(Items listed in a dataset)
— Start —
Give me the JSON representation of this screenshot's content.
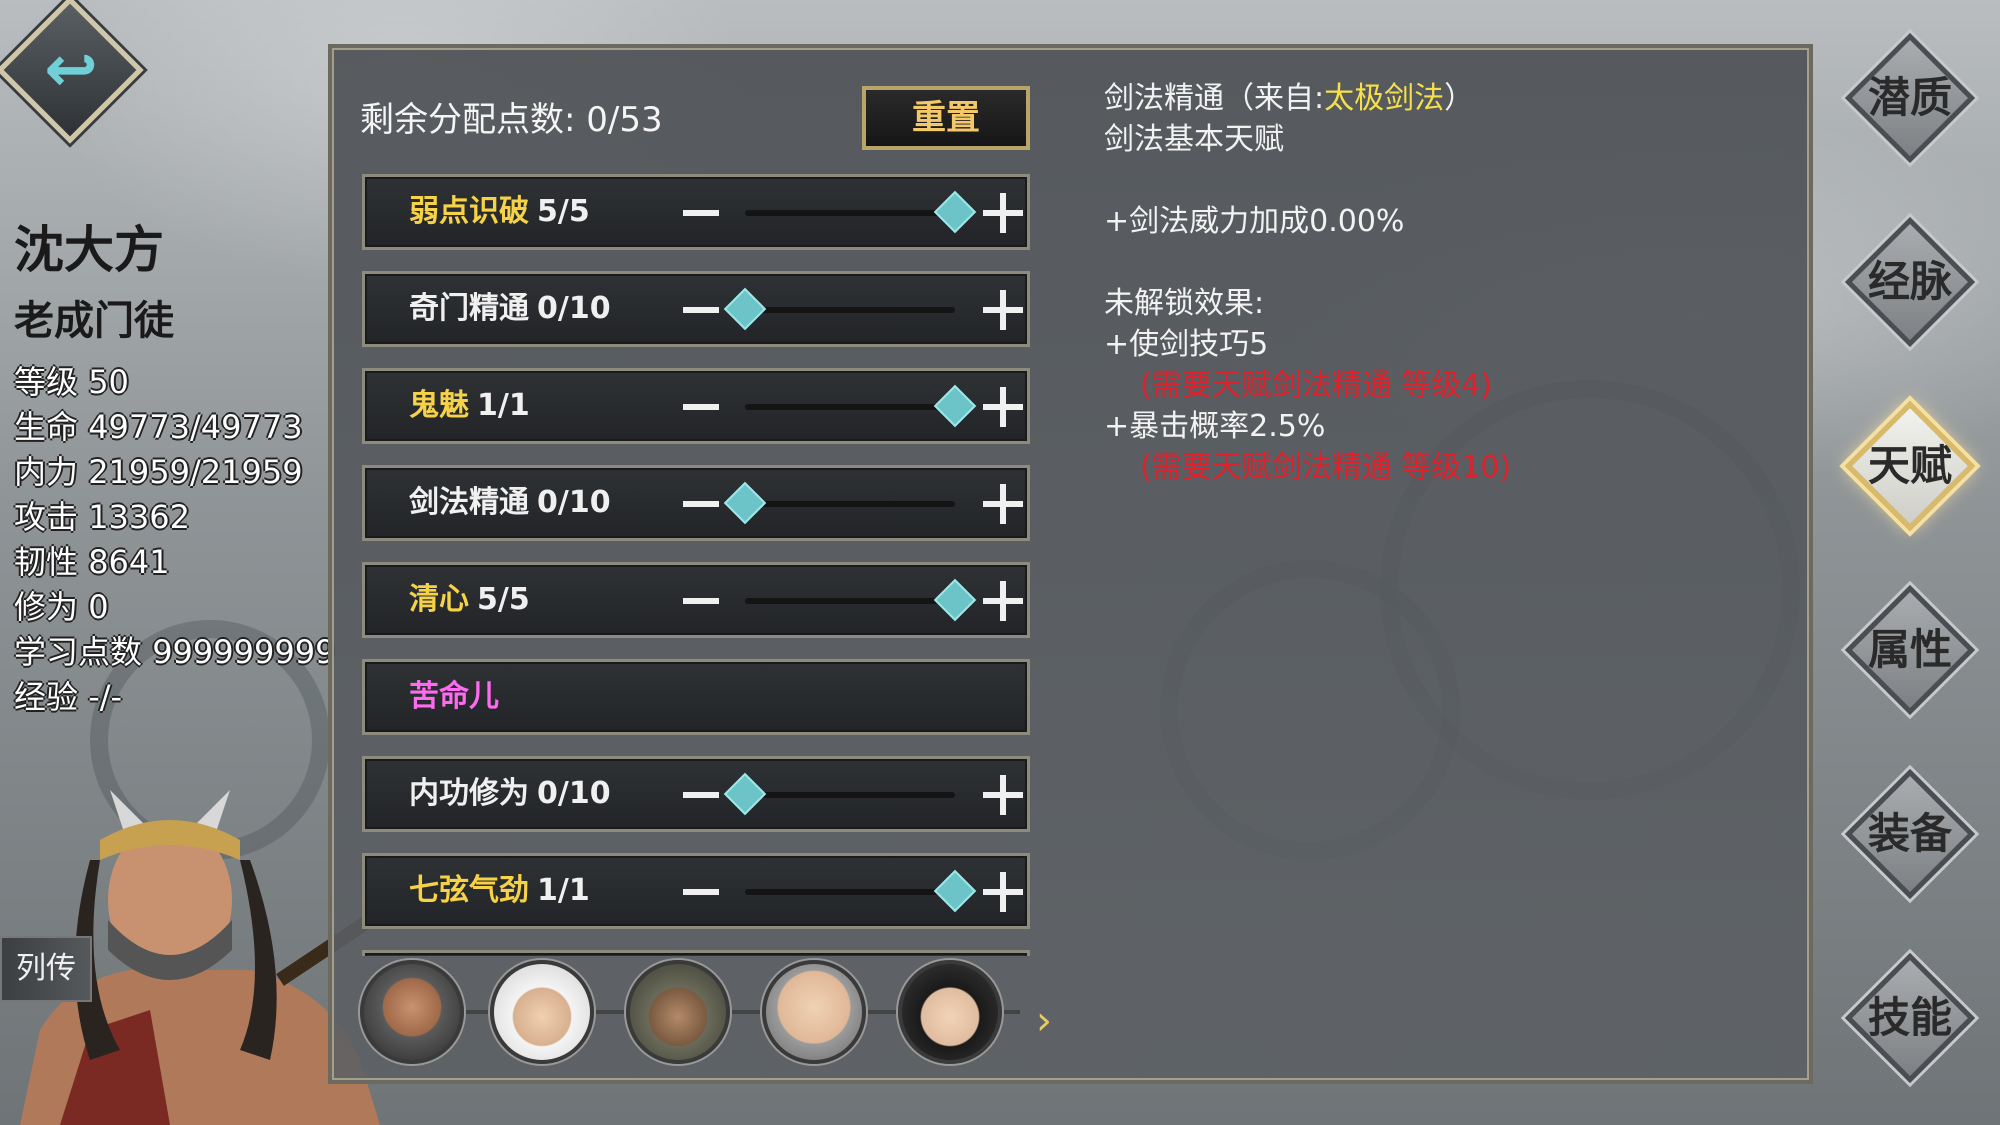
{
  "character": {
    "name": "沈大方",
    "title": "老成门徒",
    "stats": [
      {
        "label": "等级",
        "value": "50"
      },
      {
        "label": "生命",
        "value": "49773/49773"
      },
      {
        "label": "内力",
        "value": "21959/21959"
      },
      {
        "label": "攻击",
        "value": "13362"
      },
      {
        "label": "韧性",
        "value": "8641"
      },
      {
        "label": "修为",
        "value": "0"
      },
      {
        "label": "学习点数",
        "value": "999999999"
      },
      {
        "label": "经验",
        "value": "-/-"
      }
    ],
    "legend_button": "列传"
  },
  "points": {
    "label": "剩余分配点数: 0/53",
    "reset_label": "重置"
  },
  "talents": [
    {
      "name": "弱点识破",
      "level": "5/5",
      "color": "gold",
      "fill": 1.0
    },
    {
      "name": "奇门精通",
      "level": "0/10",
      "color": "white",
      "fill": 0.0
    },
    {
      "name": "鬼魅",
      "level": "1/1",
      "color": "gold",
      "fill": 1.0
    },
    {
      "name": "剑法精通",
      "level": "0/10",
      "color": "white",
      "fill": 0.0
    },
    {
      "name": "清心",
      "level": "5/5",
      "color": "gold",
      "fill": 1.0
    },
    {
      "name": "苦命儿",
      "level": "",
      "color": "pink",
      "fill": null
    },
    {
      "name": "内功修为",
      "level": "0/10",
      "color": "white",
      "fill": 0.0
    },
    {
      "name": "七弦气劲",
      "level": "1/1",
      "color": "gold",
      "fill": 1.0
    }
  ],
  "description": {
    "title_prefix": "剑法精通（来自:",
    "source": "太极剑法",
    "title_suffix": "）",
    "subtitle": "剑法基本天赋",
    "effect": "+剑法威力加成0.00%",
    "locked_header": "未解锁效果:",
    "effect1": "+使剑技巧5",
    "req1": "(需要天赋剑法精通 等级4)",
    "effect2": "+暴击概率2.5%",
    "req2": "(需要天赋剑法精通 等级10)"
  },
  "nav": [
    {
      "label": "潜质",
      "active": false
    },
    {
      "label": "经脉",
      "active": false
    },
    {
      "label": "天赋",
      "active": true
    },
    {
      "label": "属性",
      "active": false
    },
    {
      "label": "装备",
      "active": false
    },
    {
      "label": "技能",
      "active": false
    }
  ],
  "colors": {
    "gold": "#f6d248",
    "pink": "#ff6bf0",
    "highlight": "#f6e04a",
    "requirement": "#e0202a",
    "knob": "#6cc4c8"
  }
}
— End —
— Start —
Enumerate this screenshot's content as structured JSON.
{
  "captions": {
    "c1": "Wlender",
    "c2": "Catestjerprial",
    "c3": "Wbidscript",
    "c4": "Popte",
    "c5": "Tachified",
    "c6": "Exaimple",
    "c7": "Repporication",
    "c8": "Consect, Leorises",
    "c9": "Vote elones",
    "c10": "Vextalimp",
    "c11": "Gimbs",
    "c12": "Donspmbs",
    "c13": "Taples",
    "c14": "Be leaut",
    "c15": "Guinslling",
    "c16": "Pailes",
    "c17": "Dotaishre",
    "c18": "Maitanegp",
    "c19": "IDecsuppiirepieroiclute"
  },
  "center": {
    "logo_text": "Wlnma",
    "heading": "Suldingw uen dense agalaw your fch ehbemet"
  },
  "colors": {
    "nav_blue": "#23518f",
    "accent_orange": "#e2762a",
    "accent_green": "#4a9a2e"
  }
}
— End —
— Start —
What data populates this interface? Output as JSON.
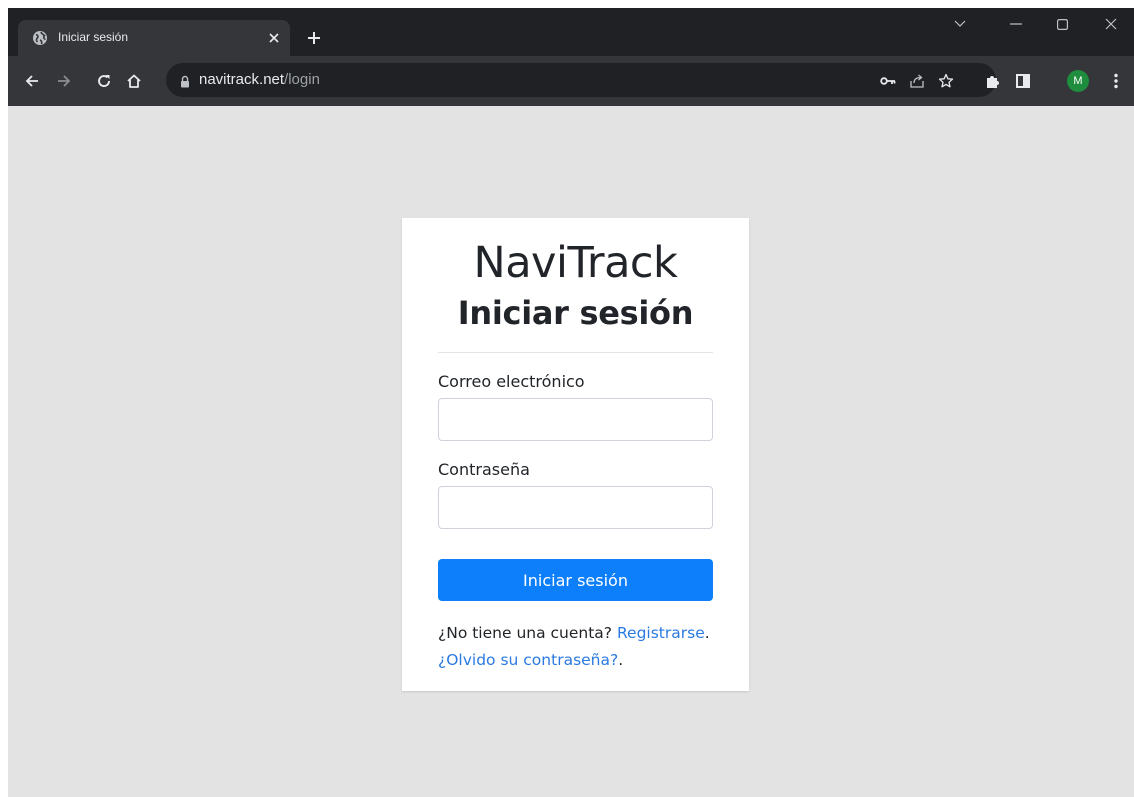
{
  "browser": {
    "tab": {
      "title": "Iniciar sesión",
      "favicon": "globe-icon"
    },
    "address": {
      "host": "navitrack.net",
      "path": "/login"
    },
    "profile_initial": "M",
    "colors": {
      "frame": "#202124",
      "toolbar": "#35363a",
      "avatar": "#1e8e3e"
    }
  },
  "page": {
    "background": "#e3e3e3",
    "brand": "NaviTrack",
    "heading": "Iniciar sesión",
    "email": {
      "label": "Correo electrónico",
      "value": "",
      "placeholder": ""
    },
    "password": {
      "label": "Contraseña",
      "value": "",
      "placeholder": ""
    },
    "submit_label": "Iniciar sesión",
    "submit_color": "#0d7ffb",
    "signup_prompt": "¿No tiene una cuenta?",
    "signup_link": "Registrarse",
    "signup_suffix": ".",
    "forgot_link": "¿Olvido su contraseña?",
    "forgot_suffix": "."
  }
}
— End —
## Objective
Give the count of lines holding the word "screenshot", with no other words.

## Solution to this problem
2